(Stored records)
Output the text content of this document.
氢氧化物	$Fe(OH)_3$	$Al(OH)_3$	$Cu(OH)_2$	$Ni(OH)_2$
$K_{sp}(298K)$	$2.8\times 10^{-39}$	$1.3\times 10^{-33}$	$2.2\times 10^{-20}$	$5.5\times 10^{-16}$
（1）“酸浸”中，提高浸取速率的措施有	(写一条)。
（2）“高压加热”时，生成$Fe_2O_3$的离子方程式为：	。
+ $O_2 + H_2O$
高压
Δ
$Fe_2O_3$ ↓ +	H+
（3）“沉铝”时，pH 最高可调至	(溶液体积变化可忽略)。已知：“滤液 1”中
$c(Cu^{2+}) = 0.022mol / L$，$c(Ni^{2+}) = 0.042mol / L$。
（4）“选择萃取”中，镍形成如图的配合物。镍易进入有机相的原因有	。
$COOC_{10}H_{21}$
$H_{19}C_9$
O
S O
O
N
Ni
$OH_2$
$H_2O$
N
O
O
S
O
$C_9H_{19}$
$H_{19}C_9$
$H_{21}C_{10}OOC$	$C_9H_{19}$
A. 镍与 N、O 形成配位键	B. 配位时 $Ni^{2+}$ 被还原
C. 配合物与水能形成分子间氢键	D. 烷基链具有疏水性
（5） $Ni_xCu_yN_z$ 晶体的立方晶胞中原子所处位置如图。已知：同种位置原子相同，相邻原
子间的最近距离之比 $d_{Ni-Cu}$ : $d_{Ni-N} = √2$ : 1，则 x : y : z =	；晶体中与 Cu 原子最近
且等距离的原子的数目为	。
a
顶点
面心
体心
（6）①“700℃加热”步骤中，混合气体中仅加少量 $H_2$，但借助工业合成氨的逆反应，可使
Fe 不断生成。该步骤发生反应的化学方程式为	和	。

SET EXERCISE: Restate every entry word for word.

SOLVED PROBLEM:
Output the text content of this document.
氢氧化物	$Fe(OH)_3$	$Al(OH)_3$	$Cu(OH)_2$	$Ni(OH)_2$
$K_{sp}(298K)$	$2.8\times 10^{-39}$	$1.3\times 10^{-33}$	$2.2\times 10^{-20}$	$5.5\times 10^{-16}$
（1）“酸浸”中，提高浸取速率的措施有	(写一条)。
（2）“高压加热”时，生成$Fe_2O_3$的离子方程式为：	。
+ $O_2 + H_2O$
高压
Δ
$Fe_2O_3$ ↓ +	H+
（3）“沉铝”时，pH 最高可调至	(溶液体积变化可忽略)。已知：“滤液 1”中
$c(Cu^{2+}) = 0.022mol / L$，$c(Ni^{2+}) = 0.042mol / L$。
（4）“选择萃取”中，镍形成如图的配合物。镍易进入有机相的原因有	。
$COOC_{10}H_{21}$
$H_{19}C_9$
O
S O
O
N
Ni
$OH_2$
$H_2O$
N
O
O
S
O
$C_9H_{19}$
$H_{19}C_9$
$H_{21}C_{10}OOC$	$C_9H_{19}$
A. 镍与 N、O 形成配位键	B. 配位时 $Ni^{2+}$ 被还原
C. 配合物与水能形成分子间氢键	D. 烷基链具有疏水性
（5） $Ni_xCu_yN_z$ 晶体的立方晶胞中原子所处位置如图。已知：同种位置原子相同，相邻原
子间的最近距离之比 $d_{Ni-Cu}$ : $d_{Ni-N} = √2$ : 1，则 x : y : z =	；晶体中与 Cu 原子最近
且等距离的原子的数目为	。
a
顶点
面心
体心
（6）①“700℃加热”步骤中，混合气体中仅加少量 $H_2$，但借助工业合成氨的逆反应，可使
Fe 不断生成。该步骤发生反应的化学方程式为	和	。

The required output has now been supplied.